Rows from a dataset
⁂
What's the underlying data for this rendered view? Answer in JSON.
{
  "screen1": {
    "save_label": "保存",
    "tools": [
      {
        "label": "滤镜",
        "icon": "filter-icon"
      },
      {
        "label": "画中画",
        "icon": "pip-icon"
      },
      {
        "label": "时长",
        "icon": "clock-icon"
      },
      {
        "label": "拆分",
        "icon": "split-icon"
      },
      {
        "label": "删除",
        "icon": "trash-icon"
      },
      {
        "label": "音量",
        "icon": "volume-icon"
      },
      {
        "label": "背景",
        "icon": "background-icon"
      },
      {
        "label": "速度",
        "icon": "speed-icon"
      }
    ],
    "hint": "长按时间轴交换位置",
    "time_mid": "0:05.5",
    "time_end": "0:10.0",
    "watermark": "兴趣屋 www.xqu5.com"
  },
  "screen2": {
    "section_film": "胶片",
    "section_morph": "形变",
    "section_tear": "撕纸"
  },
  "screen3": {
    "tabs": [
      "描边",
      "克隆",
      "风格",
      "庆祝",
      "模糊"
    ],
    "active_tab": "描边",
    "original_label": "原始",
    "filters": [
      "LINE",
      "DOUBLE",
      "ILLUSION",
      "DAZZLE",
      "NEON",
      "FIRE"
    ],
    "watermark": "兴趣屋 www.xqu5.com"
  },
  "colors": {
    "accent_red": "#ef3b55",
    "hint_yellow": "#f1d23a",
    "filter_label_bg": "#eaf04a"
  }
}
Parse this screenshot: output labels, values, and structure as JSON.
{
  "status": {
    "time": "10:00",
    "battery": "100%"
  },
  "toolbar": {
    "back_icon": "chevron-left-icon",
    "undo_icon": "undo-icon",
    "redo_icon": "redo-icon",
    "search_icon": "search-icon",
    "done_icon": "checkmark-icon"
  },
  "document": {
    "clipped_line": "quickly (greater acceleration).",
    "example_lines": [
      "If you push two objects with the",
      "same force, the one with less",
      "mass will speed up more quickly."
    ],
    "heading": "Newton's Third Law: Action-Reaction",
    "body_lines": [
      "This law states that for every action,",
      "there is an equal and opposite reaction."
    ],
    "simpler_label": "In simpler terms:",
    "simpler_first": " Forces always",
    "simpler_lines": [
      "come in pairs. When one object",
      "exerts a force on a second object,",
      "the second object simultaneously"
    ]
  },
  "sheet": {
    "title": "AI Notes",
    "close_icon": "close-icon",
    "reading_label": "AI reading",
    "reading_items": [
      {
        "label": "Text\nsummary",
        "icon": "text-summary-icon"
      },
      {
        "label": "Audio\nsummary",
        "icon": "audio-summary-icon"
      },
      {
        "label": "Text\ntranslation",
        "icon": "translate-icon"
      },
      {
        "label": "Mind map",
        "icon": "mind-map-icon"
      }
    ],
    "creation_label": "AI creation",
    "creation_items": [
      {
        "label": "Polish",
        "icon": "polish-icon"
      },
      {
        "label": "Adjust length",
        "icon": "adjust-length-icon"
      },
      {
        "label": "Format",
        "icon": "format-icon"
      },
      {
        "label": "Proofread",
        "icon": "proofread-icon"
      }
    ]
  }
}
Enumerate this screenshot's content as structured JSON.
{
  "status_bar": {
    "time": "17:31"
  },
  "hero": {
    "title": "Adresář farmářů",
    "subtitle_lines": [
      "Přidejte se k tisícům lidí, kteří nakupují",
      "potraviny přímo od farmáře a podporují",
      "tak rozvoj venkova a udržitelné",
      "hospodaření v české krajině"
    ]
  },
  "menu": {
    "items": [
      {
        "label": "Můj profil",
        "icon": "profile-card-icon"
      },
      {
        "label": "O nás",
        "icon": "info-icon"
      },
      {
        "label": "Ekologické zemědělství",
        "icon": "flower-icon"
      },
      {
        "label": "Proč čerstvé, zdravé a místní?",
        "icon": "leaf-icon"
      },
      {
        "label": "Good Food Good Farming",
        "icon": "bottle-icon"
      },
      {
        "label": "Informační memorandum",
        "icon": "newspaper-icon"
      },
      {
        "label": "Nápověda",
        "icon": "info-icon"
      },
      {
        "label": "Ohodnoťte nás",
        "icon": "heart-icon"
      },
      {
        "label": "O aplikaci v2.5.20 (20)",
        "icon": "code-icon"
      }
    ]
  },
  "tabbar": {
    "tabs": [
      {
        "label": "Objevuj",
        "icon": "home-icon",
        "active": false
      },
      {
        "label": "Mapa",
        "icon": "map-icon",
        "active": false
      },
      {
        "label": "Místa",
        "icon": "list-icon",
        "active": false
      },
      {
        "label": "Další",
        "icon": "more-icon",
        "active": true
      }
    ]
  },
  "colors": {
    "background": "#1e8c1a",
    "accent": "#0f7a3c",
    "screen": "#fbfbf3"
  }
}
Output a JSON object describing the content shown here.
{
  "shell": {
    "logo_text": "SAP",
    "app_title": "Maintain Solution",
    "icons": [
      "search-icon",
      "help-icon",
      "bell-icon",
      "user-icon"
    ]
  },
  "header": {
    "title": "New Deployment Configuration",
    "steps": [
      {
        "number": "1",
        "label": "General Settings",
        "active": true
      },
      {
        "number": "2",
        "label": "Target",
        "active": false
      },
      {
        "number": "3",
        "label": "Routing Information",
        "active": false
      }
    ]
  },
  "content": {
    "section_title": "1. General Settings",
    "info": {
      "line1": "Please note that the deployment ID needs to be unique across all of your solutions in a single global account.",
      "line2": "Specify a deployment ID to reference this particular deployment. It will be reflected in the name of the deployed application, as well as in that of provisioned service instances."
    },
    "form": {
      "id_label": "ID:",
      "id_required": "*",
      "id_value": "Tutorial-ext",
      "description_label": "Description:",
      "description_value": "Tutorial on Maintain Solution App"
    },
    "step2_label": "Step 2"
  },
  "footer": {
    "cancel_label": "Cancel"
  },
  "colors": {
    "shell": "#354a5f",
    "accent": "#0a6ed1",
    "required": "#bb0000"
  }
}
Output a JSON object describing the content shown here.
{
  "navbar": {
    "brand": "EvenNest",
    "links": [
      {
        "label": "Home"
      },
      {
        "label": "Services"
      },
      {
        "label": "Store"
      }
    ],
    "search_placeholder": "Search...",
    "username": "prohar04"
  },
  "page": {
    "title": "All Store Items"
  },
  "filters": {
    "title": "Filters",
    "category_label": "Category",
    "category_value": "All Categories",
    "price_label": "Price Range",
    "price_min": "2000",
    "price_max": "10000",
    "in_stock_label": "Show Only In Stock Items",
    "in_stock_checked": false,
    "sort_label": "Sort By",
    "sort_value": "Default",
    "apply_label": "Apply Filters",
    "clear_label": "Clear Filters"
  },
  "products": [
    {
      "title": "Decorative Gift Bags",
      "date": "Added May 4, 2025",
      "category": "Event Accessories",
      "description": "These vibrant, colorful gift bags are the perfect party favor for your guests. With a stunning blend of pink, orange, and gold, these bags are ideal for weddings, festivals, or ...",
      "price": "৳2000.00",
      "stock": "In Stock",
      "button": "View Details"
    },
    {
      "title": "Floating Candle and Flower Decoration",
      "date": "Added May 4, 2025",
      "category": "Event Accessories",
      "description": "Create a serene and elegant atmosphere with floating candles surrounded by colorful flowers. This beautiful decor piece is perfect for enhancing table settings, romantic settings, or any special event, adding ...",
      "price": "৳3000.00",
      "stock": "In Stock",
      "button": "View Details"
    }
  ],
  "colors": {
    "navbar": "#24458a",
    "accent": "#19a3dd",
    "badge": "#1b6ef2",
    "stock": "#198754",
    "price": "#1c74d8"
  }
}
⁂
Transcribe all the entries, keeping each one exactly as it is.

What's the underlying data for this rendered view? Answer in JSON.
{
  "screen1": {
    "save_label": "保存",
    "tools": [
      {
        "label": "滤镜",
        "icon": "filter-icon"
      },
      {
        "label": "画中画",
        "icon": "pip-icon"
      },
      {
        "label": "时长",
        "icon": "clock-icon"
      },
      {
        "label": "拆分",
        "icon": "split-icon"
      },
      {
        "label": "删除",
        "icon": "trash-icon"
      },
      {
        "label": "音量",
        "icon": "volume-icon"
      },
      {
        "label": "背景",
        "icon": "background-icon"
      },
      {
        "label": "速度",
        "icon": "speed-icon"
      }
    ],
    "hint": "长按时间轴交换位置",
    "time_mid": "0:05.5",
    "time_end": "0:10.0",
    "watermark": "兴趣屋 www.xqu5.com"
  },
  "screen2": {
    "section_film": "胶片",
    "section_morph": "形变",
    "section_tear": "撕纸"
  },
  "screen3": {
    "tabs": [
      "描边",
      "克隆",
      "风格",
      "庆祝",
      "模糊"
    ],
    "active_tab": "描边",
    "original_label": "原始",
    "filters": [
      "LINE",
      "DOUBLE",
      "ILLUSION",
      "DAZZLE",
      "NEON",
      "FIRE"
    ],
    "watermark": "兴趣屋 www.xqu5.com"
  },
  "colors": {
    "accent_red": "#ef3b55",
    "hint_yellow": "#f1d23a",
    "filter_label_bg": "#eaf04a"
  }
}
Parse this screenshot: output labels, values, and structure as JSON.
{
  "status": {
    "time": "10:00",
    "battery": "100%"
  },
  "toolbar": {
    "back_icon": "chevron-left-icon",
    "undo_icon": "undo-icon",
    "redo_icon": "redo-icon",
    "search_icon": "search-icon",
    "done_icon": "checkmark-icon"
  },
  "document": {
    "clipped_line": "quickly (greater acceleration).",
    "example_lines": [
      "If you push two objects with the",
      "same force, the one with less",
      "mass will speed up more quickly."
    ],
    "heading": "Newton's Third Law: Action-Reaction",
    "body_lines": [
      "This law states that for every action,",
      "there is an equal and opposite reaction."
    ],
    "simpler_label": "In simpler terms:",
    "simpler_first": " Forces always",
    "simpler_lines": [
      "come in pairs. When one object",
      "exerts a force on a second object,",
      "the second object simultaneously"
    ]
  },
  "sheet": {
    "title": "AI Notes",
    "close_icon": "close-icon",
    "reading_label": "AI reading",
    "reading_items": [
      {
        "label": "Text\nsummary",
        "icon": "text-summary-icon"
      },
      {
        "label": "Audio\nsummary",
        "icon": "audio-summary-icon"
      },
      {
        "label": "Text\ntranslation",
        "icon": "translate-icon"
      },
      {
        "label": "Mind map",
        "icon": "mind-map-icon"
      }
    ],
    "creation_label": "AI creation",
    "creation_items": [
      {
        "label": "Polish",
        "icon": "polish-icon"
      },
      {
        "label": "Adjust length",
        "icon": "adjust-length-icon"
      },
      {
        "label": "Format",
        "icon": "format-icon"
      },
      {
        "label": "Proofread",
        "icon": "proofread-icon"
      }
    ]
  }
}
Enumerate this screenshot's content as structured JSON.
{
  "status_bar": {
    "time": "17:31"
  },
  "hero": {
    "title": "Adresář farmářů",
    "subtitle_lines": [
      "Přidejte se k tisícům lidí, kteří nakupují",
      "potraviny přímo od farmáře a podporují",
      "tak rozvoj venkova a udržitelné",
      "hospodaření v české krajině"
    ]
  },
  "menu": {
    "items": [
      {
        "label": "Můj profil",
        "icon": "profile-card-icon"
      },
      {
        "label": "O nás",
        "icon": "info-icon"
      },
      {
        "label": "Ekologické zemědělství",
        "icon": "flower-icon"
      },
      {
        "label": "Proč čerstvé, zdravé a místní?",
        "icon": "leaf-icon"
      },
      {
        "label": "Good Food Good Farming",
        "icon": "bottle-icon"
      },
      {
        "label": "Informační memorandum",
        "icon": "newspaper-icon"
      },
      {
        "label": "Nápověda",
        "icon": "info-icon"
      },
      {
        "label": "Ohodnoťte nás",
        "icon": "heart-icon"
      },
      {
        "label": "O aplikaci v2.5.20 (20)",
        "icon": "code-icon"
      }
    ]
  },
  "tabbar": {
    "tabs": [
      {
        "label": "Objevuj",
        "icon": "home-icon",
        "active": false
      },
      {
        "label": "Mapa",
        "icon": "map-icon",
        "active": false
      },
      {
        "label": "Místa",
        "icon": "list-icon",
        "active": false
      },
      {
        "label": "Další",
        "icon": "more-icon",
        "active": true
      }
    ]
  },
  "colors": {
    "background": "#1e8c1a",
    "accent": "#0f7a3c",
    "screen": "#fbfbf3"
  }
}
Output a JSON object describing the content shown here.
{
  "shell": {
    "logo_text": "SAP",
    "app_title": "Maintain Solution",
    "icons": [
      "search-icon",
      "help-icon",
      "bell-icon",
      "user-icon"
    ]
  },
  "header": {
    "title": "New Deployment Configuration",
    "steps": [
      {
        "number": "1",
        "label": "General Settings",
        "active": true
      },
      {
        "number": "2",
        "label": "Target",
        "active": false
      },
      {
        "number": "3",
        "label": "Routing Information",
        "active": false
      }
    ]
  },
  "content": {
    "section_title": "1. General Settings",
    "info": {
      "line1": "Please note that the deployment ID needs to be unique across all of your solutions in a single global account.",
      "line2": "Specify a deployment ID to reference this particular deployment. It will be reflected in the name of the deployed application, as well as in that of provisioned service instances."
    },
    "form": {
      "id_label": "ID:",
      "id_required": "*",
      "id_value": "Tutorial-ext",
      "description_label": "Description:",
      "description_value": "Tutorial on Maintain Solution App"
    },
    "step2_label": "Step 2"
  },
  "footer": {
    "cancel_label": "Cancel"
  },
  "colors": {
    "shell": "#354a5f",
    "accent": "#0a6ed1",
    "required": "#bb0000"
  }
}
Output a JSON object describing the content shown here.
{
  "navbar": {
    "brand": "EvenNest",
    "links": [
      {
        "label": "Home"
      },
      {
        "label": "Services"
      },
      {
        "label": "Store"
      }
    ],
    "search_placeholder": "Search...",
    "username": "prohar04"
  },
  "page": {
    "title": "All Store Items"
  },
  "filters": {
    "title": "Filters",
    "category_label": "Category",
    "category_value": "All Categories",
    "price_label": "Price Range",
    "price_min": "2000",
    "price_max": "10000",
    "in_stock_label": "Show Only In Stock Items",
    "in_stock_checked": false,
    "sort_label": "Sort By",
    "sort_value": "Default",
    "apply_label": "Apply Filters",
    "clear_label": "Clear Filters"
  },
  "products": [
    {
      "title": "Decorative Gift Bags",
      "date": "Added May 4, 2025",
      "category": "Event Accessories",
      "description": "These vibrant, colorful gift bags are the perfect party favor for your guests. With a stunning blend of pink, orange, and gold, these bags are ideal for weddings, festivals, or ...",
      "price": "৳2000.00",
      "stock": "In Stock",
      "button": "View Details"
    },
    {
      "title": "Floating Candle and Flower Decoration",
      "date": "Added May 4, 2025",
      "category": "Event Accessories",
      "description": "Create a serene and elegant atmosphere with floating candles surrounded by colorful flowers. This beautiful decor piece is perfect for enhancing table settings, romantic settings, or any special event, adding ...",
      "price": "৳3000.00",
      "stock": "In Stock",
      "button": "View Details"
    }
  ],
  "colors": {
    "navbar": "#24458a",
    "accent": "#19a3dd",
    "badge": "#1b6ef2",
    "stock": "#198754",
    "price": "#1c74d8"
  }
}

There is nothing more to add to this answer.